* [TASK TO CARRY OUT] Leave out every picture, then transcribe the rest of the listing exactly.

#### MATERIAL PROVIDED ####

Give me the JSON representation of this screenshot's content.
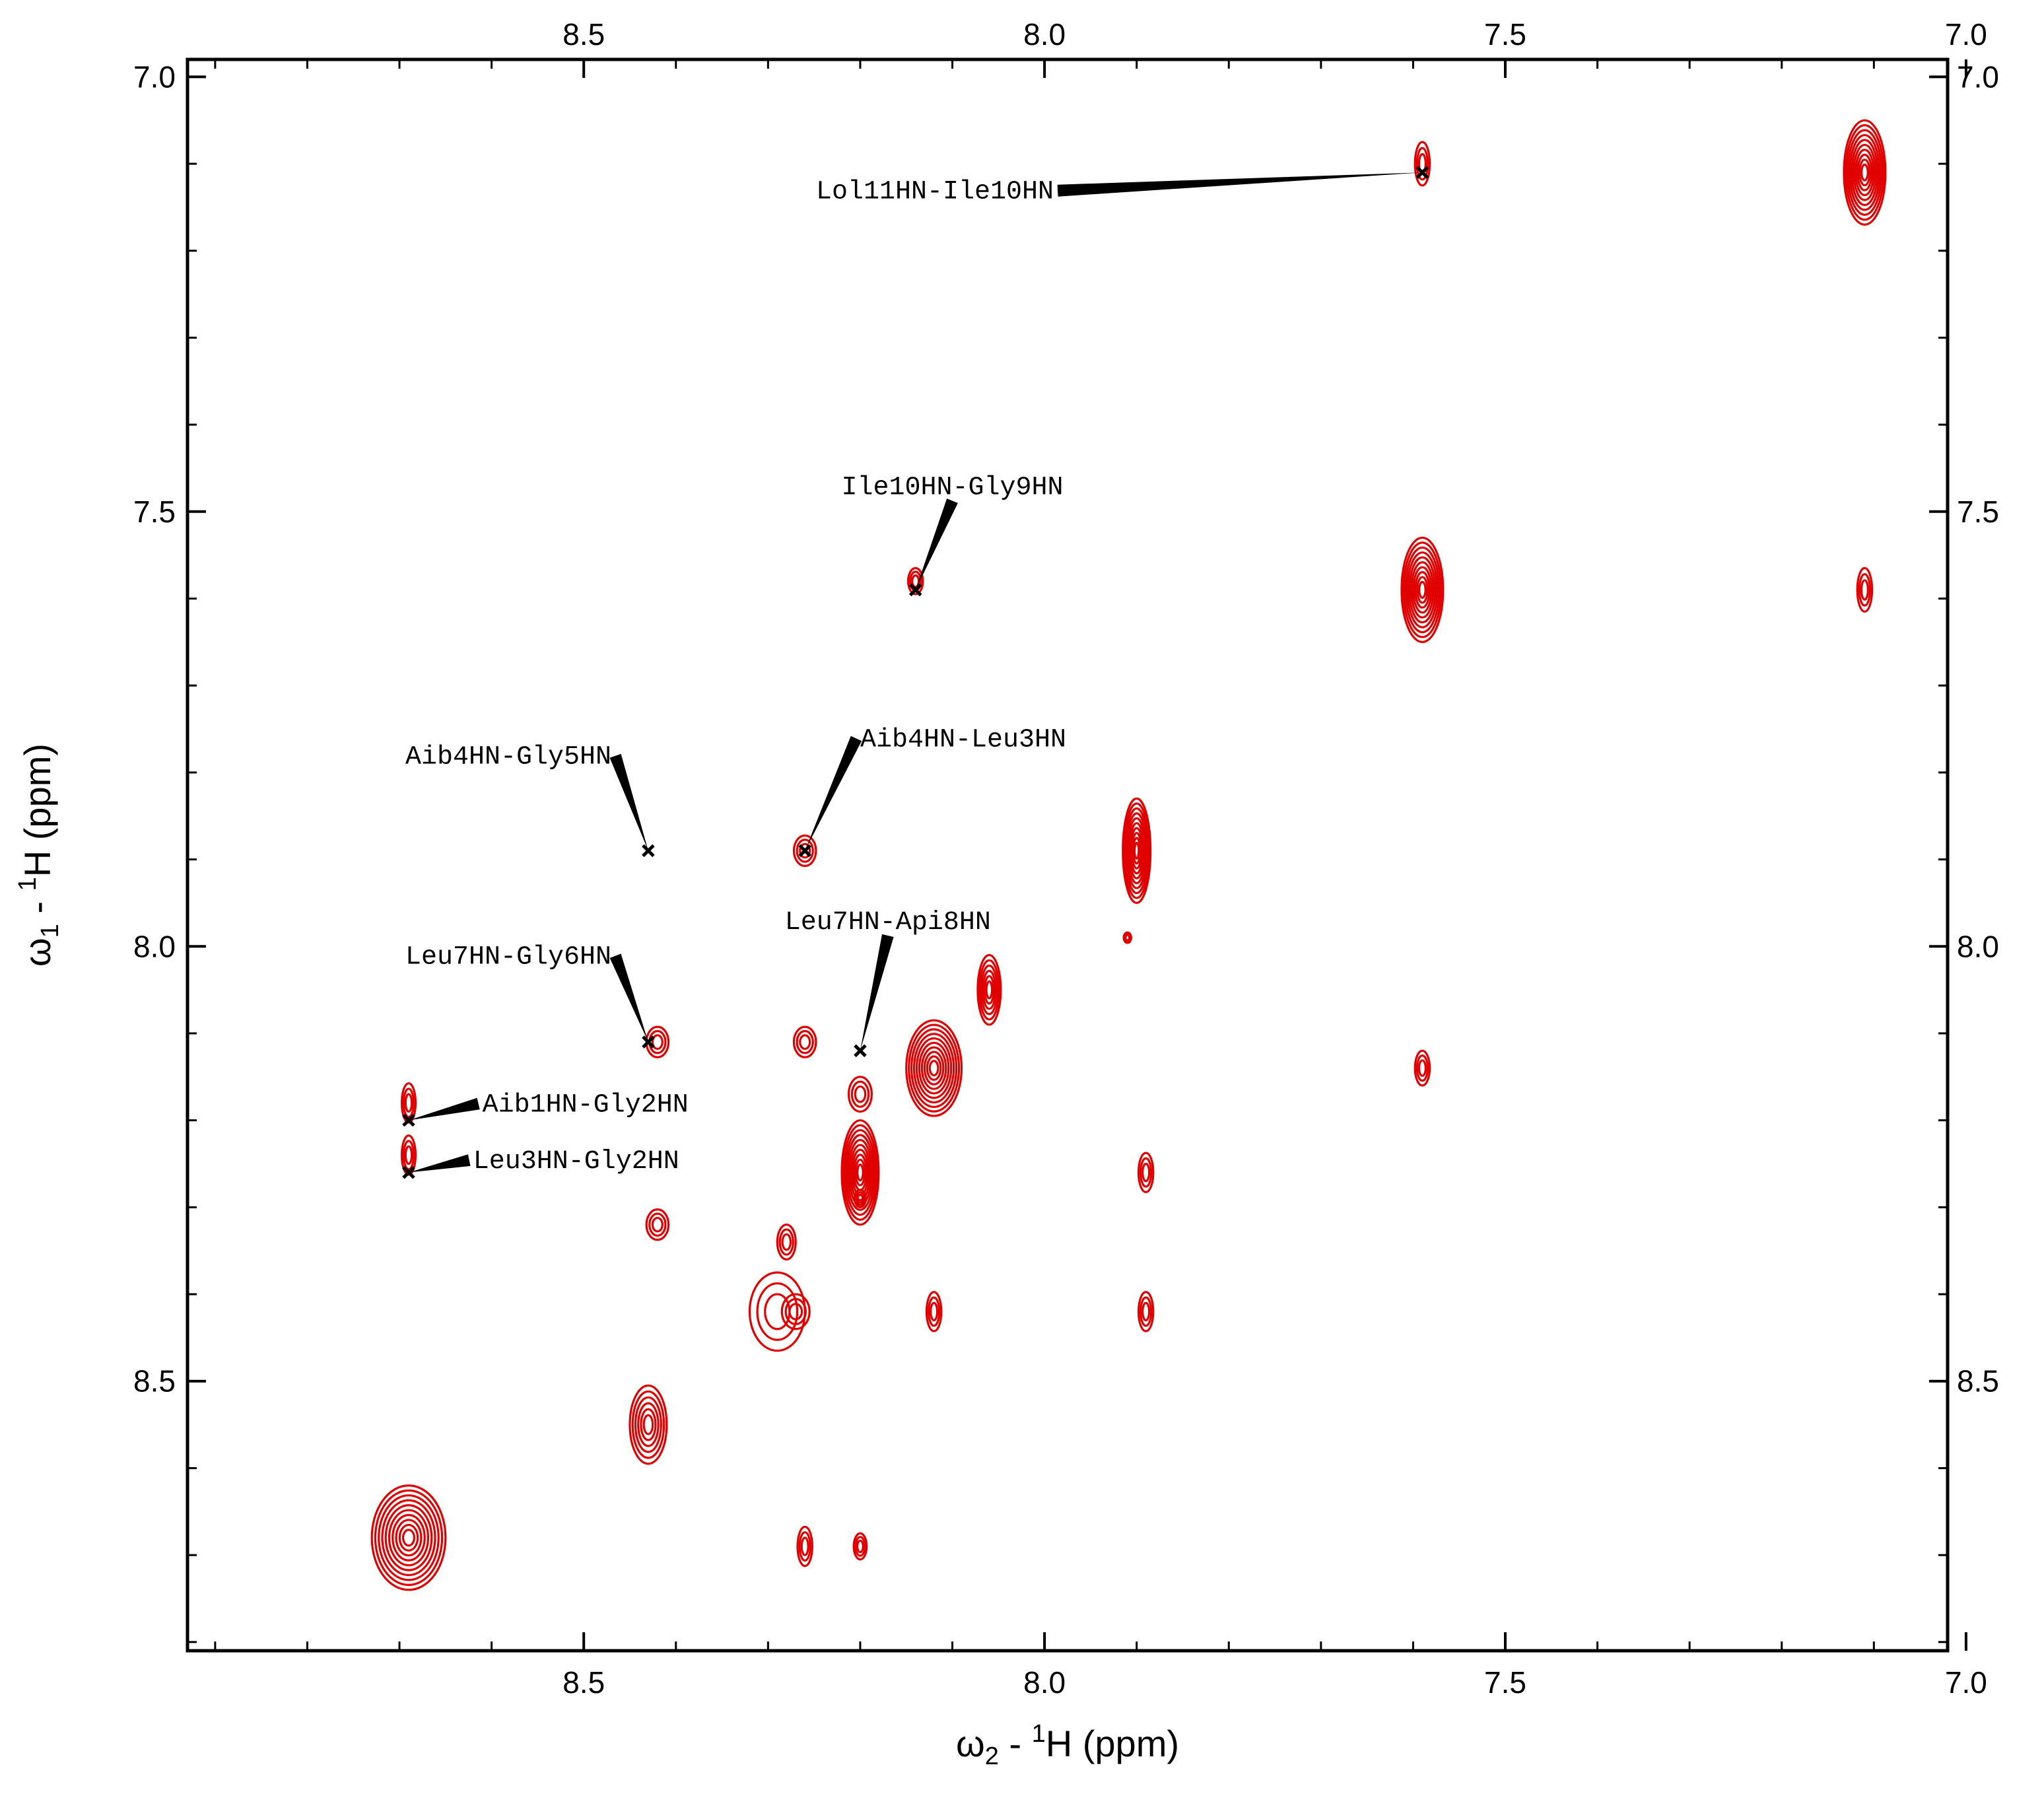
{
  "chart_data": {
    "type": "contour",
    "x_axis": {
      "label_main": "ω",
      "label_sub": "2",
      "label_mid": " - ",
      "label_sup": "1",
      "label_end": "H  (ppm)",
      "range": [
        8.93,
        7.02
      ],
      "reversed": true,
      "major_ticks": [
        8.5,
        8.0,
        7.5,
        7.0
      ],
      "tick_labels": [
        "8.5",
        "8.0",
        "7.5",
        "7.0"
      ]
    },
    "y_axis": {
      "label_main": "ω",
      "label_sub": "1",
      "label_mid": " - ",
      "label_sup": "1",
      "label_end": "H  (ppm)",
      "range": [
        6.98,
        8.81
      ],
      "reversed": true,
      "major_ticks": [
        7.0,
        7.5,
        8.0,
        8.5
      ],
      "tick_labels": [
        "7.0",
        "7.5",
        "8.0",
        "8.5"
      ]
    },
    "contour_color": "#e00000",
    "peaks": [
      {
        "x": 8.69,
        "y": 8.68,
        "w": 0.08,
        "h": 0.12,
        "strength": "strong"
      },
      {
        "x": 8.43,
        "y": 8.55,
        "w": 0.04,
        "h": 0.09,
        "strength": "medium"
      },
      {
        "x": 8.29,
        "y": 8.42,
        "w": 0.06,
        "h": 0.09,
        "strength": "weak"
      },
      {
        "x": 8.27,
        "y": 8.42,
        "w": 0.03,
        "h": 0.04,
        "strength": "weak"
      },
      {
        "x": 8.28,
        "y": 8.34,
        "w": 0.02,
        "h": 0.04,
        "strength": "weak"
      },
      {
        "x": 8.26,
        "y": 7.89,
        "w": 0.024,
        "h": 0.035,
        "strength": "weak"
      },
      {
        "x": 8.26,
        "y": 8.11,
        "w": 0.024,
        "h": 0.035,
        "strength": "weak"
      },
      {
        "x": 8.42,
        "y": 8.11,
        "w": 0.024,
        "h": 0.035,
        "strength": "weak"
      },
      {
        "x": 8.42,
        "y": 8.32,
        "w": 0.024,
        "h": 0.035,
        "strength": "weak"
      },
      {
        "x": 8.69,
        "y": 8.18,
        "w": 0.015,
        "h": 0.045,
        "strength": "weak"
      },
      {
        "x": 8.69,
        "y": 8.24,
        "w": 0.015,
        "h": 0.045,
        "strength": "weak"
      },
      {
        "x": 8.2,
        "y": 8.26,
        "w": 0.04,
        "h": 0.12,
        "strength": "strong"
      },
      {
        "x": 8.2,
        "y": 8.17,
        "w": 0.025,
        "h": 0.04,
        "strength": "weak"
      },
      {
        "x": 8.12,
        "y": 8.14,
        "w": 0.06,
        "h": 0.11,
        "strength": "strong"
      },
      {
        "x": 8.06,
        "y": 8.05,
        "w": 0.025,
        "h": 0.08,
        "strength": "medium"
      },
      {
        "x": 7.9,
        "y": 7.89,
        "w": 0.03,
        "h": 0.12,
        "strength": "strong"
      },
      {
        "x": 7.91,
        "y": 7.99,
        "w": 0.008,
        "h": 0.012,
        "strength": "weak"
      },
      {
        "x": 8.2,
        "y": 8.29,
        "w": 0.012,
        "h": 0.02,
        "strength": "weak"
      },
      {
        "x": 8.14,
        "y": 7.58,
        "w": 0.016,
        "h": 0.03,
        "strength": "weak"
      },
      {
        "x": 7.89,
        "y": 8.26,
        "w": 0.016,
        "h": 0.045,
        "strength": "weak"
      },
      {
        "x": 7.89,
        "y": 8.42,
        "w": 0.016,
        "h": 0.045,
        "strength": "weak"
      },
      {
        "x": 8.12,
        "y": 8.42,
        "w": 0.016,
        "h": 0.045,
        "strength": "weak"
      },
      {
        "x": 8.26,
        "y": 8.69,
        "w": 0.016,
        "h": 0.045,
        "strength": "weak"
      },
      {
        "x": 8.2,
        "y": 8.69,
        "w": 0.014,
        "h": 0.03,
        "strength": "weak"
      },
      {
        "x": 7.59,
        "y": 7.59,
        "w": 0.045,
        "h": 0.12,
        "strength": "strong"
      },
      {
        "x": 7.59,
        "y": 7.1,
        "w": 0.016,
        "h": 0.05,
        "strength": "weak"
      },
      {
        "x": 7.59,
        "y": 8.14,
        "w": 0.016,
        "h": 0.04,
        "strength": "weak"
      },
      {
        "x": 7.11,
        "y": 7.11,
        "w": 0.045,
        "h": 0.12,
        "strength": "strong"
      },
      {
        "x": 7.11,
        "y": 7.59,
        "w": 0.016,
        "h": 0.05,
        "strength": "weak"
      }
    ],
    "annotations": [
      {
        "text": "Lol11HN-Ile10HN",
        "x": 7.59,
        "y": 7.11,
        "tx": 7.99,
        "ty": 7.14,
        "anchor": "end"
      },
      {
        "text": "Ile10HN-Gly9HN",
        "x": 8.14,
        "y": 7.59,
        "tx": 8.1,
        "ty": 7.48,
        "anchor": "middle"
      },
      {
        "text": "Aib4HN-Gly5HN",
        "x": 8.43,
        "y": 7.89,
        "tx": 8.47,
        "ty": 7.79,
        "anchor": "end"
      },
      {
        "text": "Aib4HN-Leu3HN",
        "x": 8.26,
        "y": 7.89,
        "tx": 8.2,
        "ty": 7.77,
        "anchor": "start"
      },
      {
        "text": "Leu7HN-Gly6HN",
        "x": 8.43,
        "y": 8.11,
        "tx": 8.47,
        "ty": 8.02,
        "anchor": "end"
      },
      {
        "text": "Leu7HN-Api8HN",
        "x": 8.2,
        "y": 8.12,
        "tx": 8.17,
        "ty": 7.98,
        "anchor": "middle"
      },
      {
        "text": "Aib1HN-Gly2HN",
        "x": 8.69,
        "y": 8.2,
        "tx": 8.61,
        "ty": 8.19,
        "anchor": "start"
      },
      {
        "text": "Leu3HN-Gly2HN",
        "x": 8.69,
        "y": 8.26,
        "tx": 8.62,
        "ty": 8.255,
        "anchor": "start"
      }
    ]
  }
}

####

* [SOLUTION FOR THIS PROBLEM]
Give me the JSON representation of this screenshot's content.
{
  "chart_data": {
    "type": "contour",
    "x_axis": {
      "label_main": "ω",
      "label_sub": "2",
      "label_mid": " - ",
      "label_sup": "1",
      "label_end": "H  (ppm)",
      "range": [
        8.93,
        7.02
      ],
      "reversed": true,
      "major_ticks": [
        8.5,
        8.0,
        7.5,
        7.0
      ],
      "tick_labels": [
        "8.5",
        "8.0",
        "7.5",
        "7.0"
      ]
    },
    "y_axis": {
      "label_main": "ω",
      "label_sub": "1",
      "label_mid": " - ",
      "label_sup": "1",
      "label_end": "H  (ppm)",
      "range": [
        6.98,
        8.81
      ],
      "reversed": true,
      "major_ticks": [
        7.0,
        7.5,
        8.0,
        8.5
      ],
      "tick_labels": [
        "7.0",
        "7.5",
        "8.0",
        "8.5"
      ]
    },
    "contour_color": "#e00000",
    "peaks": [
      {
        "x": 8.69,
        "y": 8.68,
        "w": 0.08,
        "h": 0.12,
        "strength": "strong"
      },
      {
        "x": 8.43,
        "y": 8.55,
        "w": 0.04,
        "h": 0.09,
        "strength": "medium"
      },
      {
        "x": 8.29,
        "y": 8.42,
        "w": 0.06,
        "h": 0.09,
        "strength": "weak"
      },
      {
        "x": 8.27,
        "y": 8.42,
        "w": 0.03,
        "h": 0.04,
        "strength": "weak"
      },
      {
        "x": 8.28,
        "y": 8.34,
        "w": 0.02,
        "h": 0.04,
        "strength": "weak"
      },
      {
        "x": 8.26,
        "y": 7.89,
        "w": 0.024,
        "h": 0.035,
        "strength": "weak"
      },
      {
        "x": 8.26,
        "y": 8.11,
        "w": 0.024,
        "h": 0.035,
        "strength": "weak"
      },
      {
        "x": 8.42,
        "y": 8.11,
        "w": 0.024,
        "h": 0.035,
        "strength": "weak"
      },
      {
        "x": 8.42,
        "y": 8.32,
        "w": 0.024,
        "h": 0.035,
        "strength": "weak"
      },
      {
        "x": 8.69,
        "y": 8.18,
        "w": 0.015,
        "h": 0.045,
        "strength": "weak"
      },
      {
        "x": 8.69,
        "y": 8.24,
        "w": 0.015,
        "h": 0.045,
        "strength": "weak"
      },
      {
        "x": 8.2,
        "y": 8.26,
        "w": 0.04,
        "h": 0.12,
        "strength": "strong"
      },
      {
        "x": 8.2,
        "y": 8.17,
        "w": 0.025,
        "h": 0.04,
        "strength": "weak"
      },
      {
        "x": 8.12,
        "y": 8.14,
        "w": 0.06,
        "h": 0.11,
        "strength": "strong"
      },
      {
        "x": 8.06,
        "y": 8.05,
        "w": 0.025,
        "h": 0.08,
        "strength": "medium"
      },
      {
        "x": 7.9,
        "y": 7.89,
        "w": 0.03,
        "h": 0.12,
        "strength": "strong"
      },
      {
        "x": 7.91,
        "y": 7.99,
        "w": 0.008,
        "h": 0.012,
        "strength": "weak"
      },
      {
        "x": 8.2,
        "y": 8.29,
        "w": 0.012,
        "h": 0.02,
        "strength": "weak"
      },
      {
        "x": 8.14,
        "y": 7.58,
        "w": 0.016,
        "h": 0.03,
        "strength": "weak"
      },
      {
        "x": 7.89,
        "y": 8.26,
        "w": 0.016,
        "h": 0.045,
        "strength": "weak"
      },
      {
        "x": 7.89,
        "y": 8.42,
        "w": 0.016,
        "h": 0.045,
        "strength": "weak"
      },
      {
        "x": 8.12,
        "y": 8.42,
        "w": 0.016,
        "h": 0.045,
        "strength": "weak"
      },
      {
        "x": 8.26,
        "y": 8.69,
        "w": 0.016,
        "h": 0.045,
        "strength": "weak"
      },
      {
        "x": 8.2,
        "y": 8.69,
        "w": 0.014,
        "h": 0.03,
        "strength": "weak"
      },
      {
        "x": 7.59,
        "y": 7.59,
        "w": 0.045,
        "h": 0.12,
        "strength": "strong"
      },
      {
        "x": 7.59,
        "y": 7.1,
        "w": 0.016,
        "h": 0.05,
        "strength": "weak"
      },
      {
        "x": 7.59,
        "y": 8.14,
        "w": 0.016,
        "h": 0.04,
        "strength": "weak"
      },
      {
        "x": 7.11,
        "y": 7.11,
        "w": 0.045,
        "h": 0.12,
        "strength": "strong"
      },
      {
        "x": 7.11,
        "y": 7.59,
        "w": 0.016,
        "h": 0.05,
        "strength": "weak"
      }
    ],
    "annotations": [
      {
        "text": "Lol11HN-Ile10HN",
        "x": 7.59,
        "y": 7.11,
        "tx": 7.99,
        "ty": 7.14,
        "anchor": "end"
      },
      {
        "text": "Ile10HN-Gly9HN",
        "x": 8.14,
        "y": 7.59,
        "tx": 8.1,
        "ty": 7.48,
        "anchor": "middle"
      },
      {
        "text": "Aib4HN-Gly5HN",
        "x": 8.43,
        "y": 7.89,
        "tx": 8.47,
        "ty": 7.79,
        "anchor": "end"
      },
      {
        "text": "Aib4HN-Leu3HN",
        "x": 8.26,
        "y": 7.89,
        "tx": 8.2,
        "ty": 7.77,
        "anchor": "start"
      },
      {
        "text": "Leu7HN-Gly6HN",
        "x": 8.43,
        "y": 8.11,
        "tx": 8.47,
        "ty": 8.02,
        "anchor": "end"
      },
      {
        "text": "Leu7HN-Api8HN",
        "x": 8.2,
        "y": 8.12,
        "tx": 8.17,
        "ty": 7.98,
        "anchor": "middle"
      },
      {
        "text": "Aib1HN-Gly2HN",
        "x": 8.69,
        "y": 8.2,
        "tx": 8.61,
        "ty": 8.19,
        "anchor": "start"
      },
      {
        "text": "Leu3HN-Gly2HN",
        "x": 8.69,
        "y": 8.26,
        "tx": 8.62,
        "ty": 8.255,
        "anchor": "start"
      }
    ]
  }
}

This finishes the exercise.